==== Supplied records ====
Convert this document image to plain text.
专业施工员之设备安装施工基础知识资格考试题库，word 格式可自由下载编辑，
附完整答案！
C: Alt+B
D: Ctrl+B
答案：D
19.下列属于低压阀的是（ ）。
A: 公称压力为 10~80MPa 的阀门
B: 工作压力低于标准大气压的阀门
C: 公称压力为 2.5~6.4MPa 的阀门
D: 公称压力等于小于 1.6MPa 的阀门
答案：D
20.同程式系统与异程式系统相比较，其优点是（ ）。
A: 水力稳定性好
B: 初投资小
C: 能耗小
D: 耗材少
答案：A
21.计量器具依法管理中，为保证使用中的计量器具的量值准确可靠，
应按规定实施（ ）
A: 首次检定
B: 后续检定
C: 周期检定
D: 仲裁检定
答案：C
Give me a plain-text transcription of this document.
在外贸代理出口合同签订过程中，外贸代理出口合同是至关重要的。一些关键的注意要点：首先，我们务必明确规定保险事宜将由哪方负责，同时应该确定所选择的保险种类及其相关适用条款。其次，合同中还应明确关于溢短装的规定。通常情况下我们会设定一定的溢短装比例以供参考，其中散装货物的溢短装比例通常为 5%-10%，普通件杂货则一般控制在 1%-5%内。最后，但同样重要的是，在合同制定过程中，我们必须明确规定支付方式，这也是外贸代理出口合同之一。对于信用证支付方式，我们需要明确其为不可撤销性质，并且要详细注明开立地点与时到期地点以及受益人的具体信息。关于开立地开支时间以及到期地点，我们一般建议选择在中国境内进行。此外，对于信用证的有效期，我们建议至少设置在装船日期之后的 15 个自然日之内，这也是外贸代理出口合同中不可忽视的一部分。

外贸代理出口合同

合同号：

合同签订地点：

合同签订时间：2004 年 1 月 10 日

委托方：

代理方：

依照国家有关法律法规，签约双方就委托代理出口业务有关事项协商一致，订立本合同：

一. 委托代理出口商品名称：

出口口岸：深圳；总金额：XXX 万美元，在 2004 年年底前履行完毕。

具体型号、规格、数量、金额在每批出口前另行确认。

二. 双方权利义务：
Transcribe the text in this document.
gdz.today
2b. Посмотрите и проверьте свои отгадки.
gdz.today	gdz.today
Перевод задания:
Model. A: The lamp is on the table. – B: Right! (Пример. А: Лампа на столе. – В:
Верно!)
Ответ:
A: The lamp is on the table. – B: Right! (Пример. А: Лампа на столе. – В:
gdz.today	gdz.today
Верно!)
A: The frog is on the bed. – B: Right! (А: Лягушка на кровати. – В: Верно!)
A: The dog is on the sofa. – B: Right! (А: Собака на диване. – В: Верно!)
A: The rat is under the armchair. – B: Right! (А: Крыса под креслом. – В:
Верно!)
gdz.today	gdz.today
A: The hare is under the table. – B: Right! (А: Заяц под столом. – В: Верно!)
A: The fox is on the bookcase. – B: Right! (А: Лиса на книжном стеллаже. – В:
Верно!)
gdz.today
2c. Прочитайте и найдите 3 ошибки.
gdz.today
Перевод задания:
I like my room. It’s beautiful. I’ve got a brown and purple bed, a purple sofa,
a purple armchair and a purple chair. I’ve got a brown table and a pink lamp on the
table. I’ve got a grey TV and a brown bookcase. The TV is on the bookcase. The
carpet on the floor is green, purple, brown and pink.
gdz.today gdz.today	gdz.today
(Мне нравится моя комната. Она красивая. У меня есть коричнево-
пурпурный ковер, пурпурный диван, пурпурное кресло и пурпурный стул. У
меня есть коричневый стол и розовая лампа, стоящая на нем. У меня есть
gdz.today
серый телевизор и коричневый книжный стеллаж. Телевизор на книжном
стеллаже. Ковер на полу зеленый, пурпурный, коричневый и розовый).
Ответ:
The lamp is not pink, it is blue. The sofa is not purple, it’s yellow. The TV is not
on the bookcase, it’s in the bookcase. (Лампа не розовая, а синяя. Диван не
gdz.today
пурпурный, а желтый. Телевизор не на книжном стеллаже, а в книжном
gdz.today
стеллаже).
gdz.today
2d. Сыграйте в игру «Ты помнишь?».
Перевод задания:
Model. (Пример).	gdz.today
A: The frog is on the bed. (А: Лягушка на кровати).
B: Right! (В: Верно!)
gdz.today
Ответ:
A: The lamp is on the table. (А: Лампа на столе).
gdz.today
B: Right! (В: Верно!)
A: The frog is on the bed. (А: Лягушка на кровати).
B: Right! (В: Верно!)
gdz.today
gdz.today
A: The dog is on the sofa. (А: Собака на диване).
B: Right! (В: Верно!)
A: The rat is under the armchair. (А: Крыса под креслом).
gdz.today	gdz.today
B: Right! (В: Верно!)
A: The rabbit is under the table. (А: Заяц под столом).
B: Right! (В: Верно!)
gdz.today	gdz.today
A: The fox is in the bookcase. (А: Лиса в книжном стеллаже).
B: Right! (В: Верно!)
====
What to produce:
All of the records must be retyped exactly as they are.

Task output:
Convert this document image to plain text.
专业施工员之设备安装施工基础知识资格考试题库，word 格式可自由下载编辑，
附完整答案！
C: Alt+B
D: Ctrl+B
答案：D
19.下列属于低压阀的是（ ）。
A: 公称压力为 10~80MPa 的阀门
B: 工作压力低于标准大气压的阀门
C: 公称压力为 2.5~6.4MPa 的阀门
D: 公称压力等于小于 1.6MPa 的阀门
答案：D
20.同程式系统与异程式系统相比较，其优点是（ ）。
A: 水力稳定性好
B: 初投资小
C: 能耗小
D: 耗材少
答案：A
21.计量器具依法管理中，为保证使用中的计量器具的量值准确可靠，
应按规定实施（ ）
A: 首次检定
B: 后续检定
C: 周期检定
D: 仲裁检定
答案：C
Give me a plain-text transcription of this document.
在外贸代理出口合同签订过程中，外贸代理出口合同是至关重要的。一些关键的注意要点：首先，我们务必明确规定保险事宜将由哪方负责，同时应该确定所选择的保险种类及其相关适用条款。其次，合同中还应明确关于溢短装的规定。通常情况下我们会设定一定的溢短装比例以供参考，其中散装货物的溢短装比例通常为 5%-10%，普通件杂货则一般控制在 1%-5%内。最后，但同样重要的是，在合同制定过程中，我们必须明确规定支付方式，这也是外贸代理出口合同之一。对于信用证支付方式，我们需要明确其为不可撤销性质，并且要详细注明开立地点与时到期地点以及受益人的具体信息。关于开立地开支时间以及到期地点，我们一般建议选择在中国境内进行。此外，对于信用证的有效期，我们建议至少设置在装船日期之后的 15 个自然日之内，这也是外贸代理出口合同中不可忽视的一部分。

外贸代理出口合同

合同号：

合同签订地点：

合同签订时间：2004 年 1 月 10 日

委托方：

代理方：

依照国家有关法律法规，签约双方就委托代理出口业务有关事项协商一致，订立本合同：

一. 委托代理出口商品名称：

出口口岸：深圳；总金额：XXX 万美元，在 2004 年年底前履行完毕。

具体型号、规格、数量、金额在每批出口前另行确认。

二. 双方权利义务：
Transcribe the text in this document.
gdz.today
2b. Посмотрите и проверьте свои отгадки.
gdz.today	gdz.today
Перевод задания:
Model. A: The lamp is on the table. – B: Right! (Пример. А: Лампа на столе. – В:
Верно!)
Ответ:
A: The lamp is on the table. – B: Right! (Пример. А: Лампа на столе. – В:
gdz.today	gdz.today
Верно!)
A: The frog is on the bed. – B: Right! (А: Лягушка на кровати. – В: Верно!)
A: The dog is on the sofa. – B: Right! (А: Собака на диване. – В: Верно!)
A: The rat is under the armchair. – B: Right! (А: Крыса под креслом. – В:
Верно!)
gdz.today	gdz.today
A: The hare is under the table. – B: Right! (А: Заяц под столом. – В: Верно!)
A: The fox is on the bookcase. – B: Right! (А: Лиса на книжном стеллаже. – В:
Верно!)
gdz.today
2c. Прочитайте и найдите 3 ошибки.
gdz.today
Перевод задания:
I like my room. It’s beautiful. I’ve got a brown and purple bed, a purple sofa,
a purple armchair and a purple chair. I’ve got a brown table and a pink lamp on the
table. I’ve got a grey TV and a brown bookcase. The TV is on the bookcase. The
carpet on the floor is green, purple, brown and pink.
gdz.today gdz.today	gdz.today
(Мне нравится моя комната. Она красивая. У меня есть коричнево-
пурпурный ковер, пурпурный диван, пурпурное кресло и пурпурный стул. У
меня есть коричневый стол и розовая лампа, стоящая на нем. У меня есть
gdz.today
серый телевизор и коричневый книжный стеллаж. Телевизор на книжном
стеллаже. Ковер на полу зеленый, пурпурный, коричневый и розовый).
Ответ:
The lamp is not pink, it is blue. The sofa is not purple, it’s yellow. The TV is not
on the bookcase, it’s in the bookcase. (Лампа не розовая, а синяя. Диван не
gdz.today
пурпурный, а желтый. Телевизор не на книжном стеллаже, а в книжном
gdz.today
стеллаже).
gdz.today
2d. Сыграйте в игру «Ты помнишь?».
Перевод задания:
Model. (Пример).	gdz.today
A: The frog is on the bed. (А: Лягушка на кровати).
B: Right! (В: Верно!)
gdz.today
Ответ:
A: The lamp is on the table. (А: Лампа на столе).
gdz.today
B: Right! (В: Верно!)
A: The frog is on the bed. (А: Лягушка на кровати).
B: Right! (В: Верно!)
gdz.today
gdz.today
A: The dog is on the sofa. (А: Собака на диване).
B: Right! (В: Верно!)
A: The rat is under the armchair. (А: Крыса под креслом).
gdz.today	gdz.today
B: Right! (В: Верно!)
A: The rabbit is under the table. (А: Заяц под столом).
B: Right! (В: Верно!)
gdz.today	gdz.today
A: The fox is in the bookcase. (А: Лиса в книжном стеллаже).
B: Right! (В: Верно!)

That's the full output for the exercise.